(Stored items)
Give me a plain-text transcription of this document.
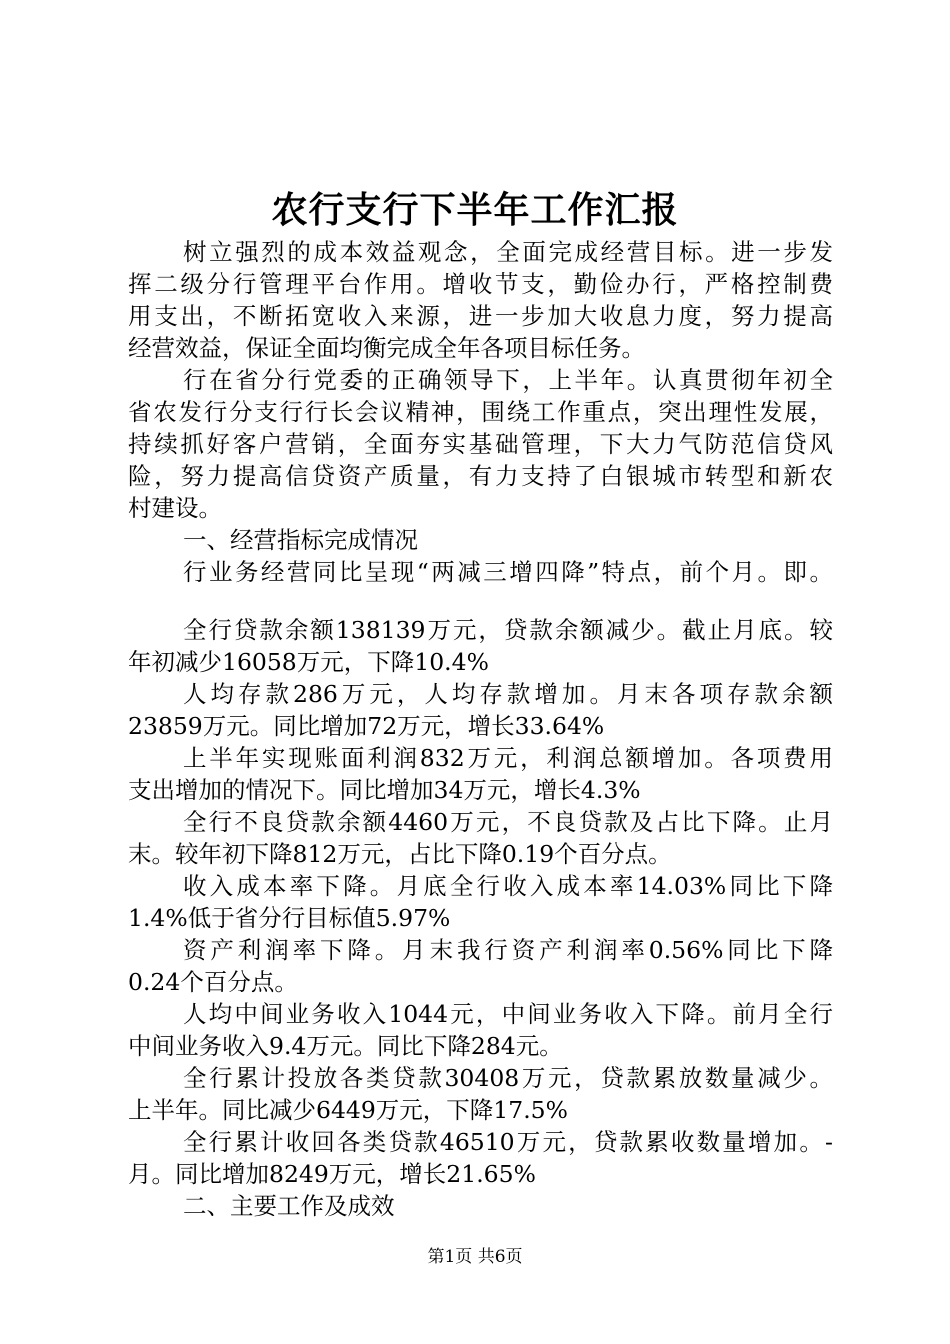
农行支行下半年工作汇报

树立强烈的成本效益观念，全面完成经营目标。进一步发

挥二级分行管理平台作用。增收节支，勤俭办行，严格控制费

用支出，不断拓宽收入来源，进一步加大收息力度，努力提高

经营效益，保证全面均衡完成全年各项目标任务。

行在省分行党委的正确领导下，上半年。认真贯彻年初全

省农发行分支行行长会议精神，围绕工作重点，突出理性发展，

持续抓好客户营销，全面夯实基础管理，下大力气防范信贷风

险，努力提高信贷资产质量，有力支持了白银城市转型和新农

村建设。

一、经营指标完成情况

行业务经营同比呈现“两减三增四降”特点，前个月。即。

全行贷款余额138139万元，贷款余额减少。截止月底。较

年初减少16058万元，下降10.4%

人均存款286万元，人均存款增加。月末各项存款余额

23859万元。同比增加72万元，增长33.64%

上半年实现账面利润832万元，利润总额增加。各项费用

支出增加的情况下。同比增加34万元，增长4.3%

全行不良贷款余额4460万元，不良贷款及占比下降。止月

末。较年初下降812万元，占比下降0.19个百分点。

收入成本率下降。月底全行收入成本率14.03%同比下降

1.4%低于省分行目标值5.97%

资产利润率下降。月末我行资产利润率0.56%同比下降

0.24个百分点。

人均中间业务收入1044元，中间业务收入下降。前月全行

中间业务收入9.4万元。同比下降284元。

全行累计投放各类贷款30408万元，贷款累放数量减少。

上半年。同比减少6449万元，下降17.5%

全行累计收回各类贷款46510万元，贷款累收数量增加。-

月。同比增加8249万元，增长21.65%

二、主要工作及成效

第1页 共6页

| To do |
Strip the images and reproduce the remaining records precisely.

| Reply to the task |
Give me a plain-text transcription of this document.
农行支行下半年工作汇报

树立强烈的成本效益观念，全面完成经营目标。进一步发

挥二级分行管理平台作用。增收节支，勤俭办行，严格控制费

用支出，不断拓宽收入来源，进一步加大收息力度，努力提高

经营效益，保证全面均衡完成全年各项目标任务。

行在省分行党委的正确领导下，上半年。认真贯彻年初全

省农发行分支行行长会议精神，围绕工作重点，突出理性发展，

持续抓好客户营销，全面夯实基础管理，下大力气防范信贷风

险，努力提高信贷资产质量，有力支持了白银城市转型和新农

村建设。

一、经营指标完成情况

行业务经营同比呈现“两减三增四降”特点，前个月。即。

全行贷款余额138139万元，贷款余额减少。截止月底。较

年初减少16058万元，下降10.4%

人均存款286万元，人均存款增加。月末各项存款余额

23859万元。同比增加72万元，增长33.64%

上半年实现账面利润832万元，利润总额增加。各项费用

支出增加的情况下。同比增加34万元，增长4.3%

全行不良贷款余额4460万元，不良贷款及占比下降。止月

末。较年初下降812万元，占比下降0.19个百分点。

收入成本率下降。月底全行收入成本率14.03%同比下降

1.4%低于省分行目标值5.97%

资产利润率下降。月末我行资产利润率0.56%同比下降

0.24个百分点。

人均中间业务收入1044元，中间业务收入下降。前月全行

中间业务收入9.4万元。同比下降284元。

全行累计投放各类贷款30408万元，贷款累放数量减少。

上半年。同比减少6449万元，下降17.5%

全行累计收回各类贷款46510万元，贷款累收数量增加。-

月。同比增加8249万元，增长21.65%

二、主要工作及成效

第1页 共6页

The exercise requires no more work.